● **TO DO**
Filter this material down to the lines that hold "Type", copying each one.

● **SUPPLIED RECORDS**
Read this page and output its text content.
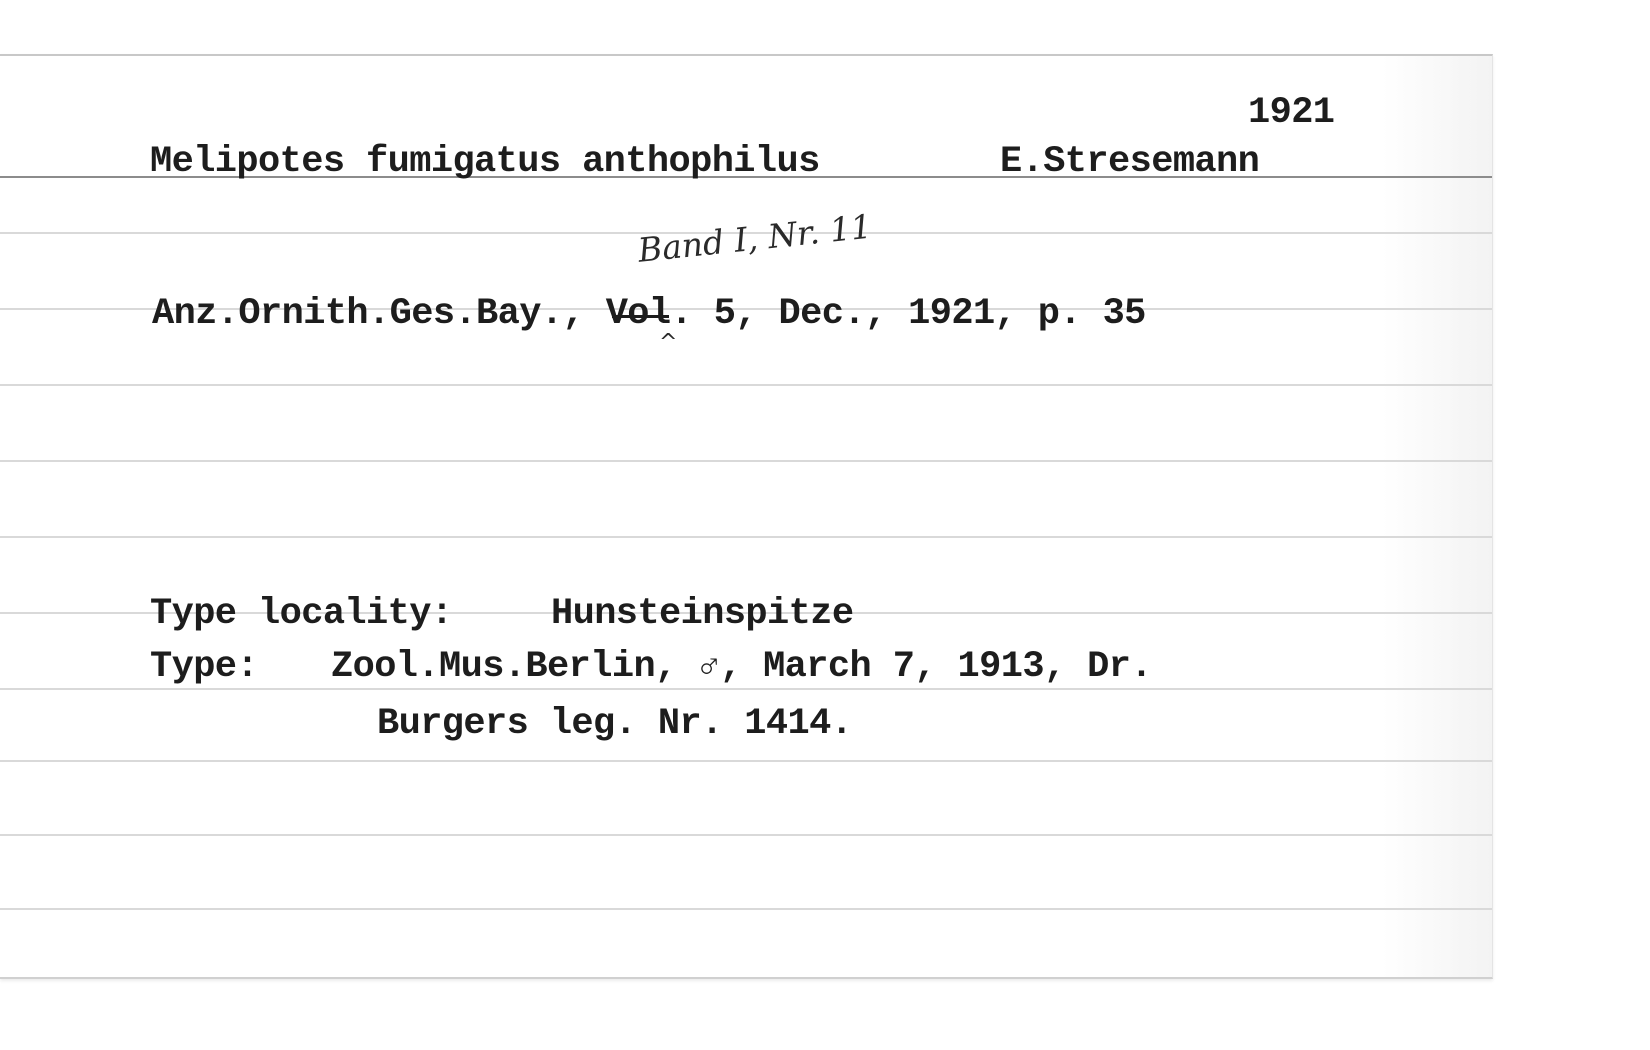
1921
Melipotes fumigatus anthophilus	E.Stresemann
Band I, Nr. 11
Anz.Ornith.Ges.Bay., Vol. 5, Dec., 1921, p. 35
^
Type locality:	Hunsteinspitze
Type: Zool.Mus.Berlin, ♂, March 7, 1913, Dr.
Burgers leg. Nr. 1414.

● **PROBLEM SOLUTION**
Type locality:	Hunsteinspitze
Type: Zool.Mus.Berlin, ♂, March 7, 1913, Dr.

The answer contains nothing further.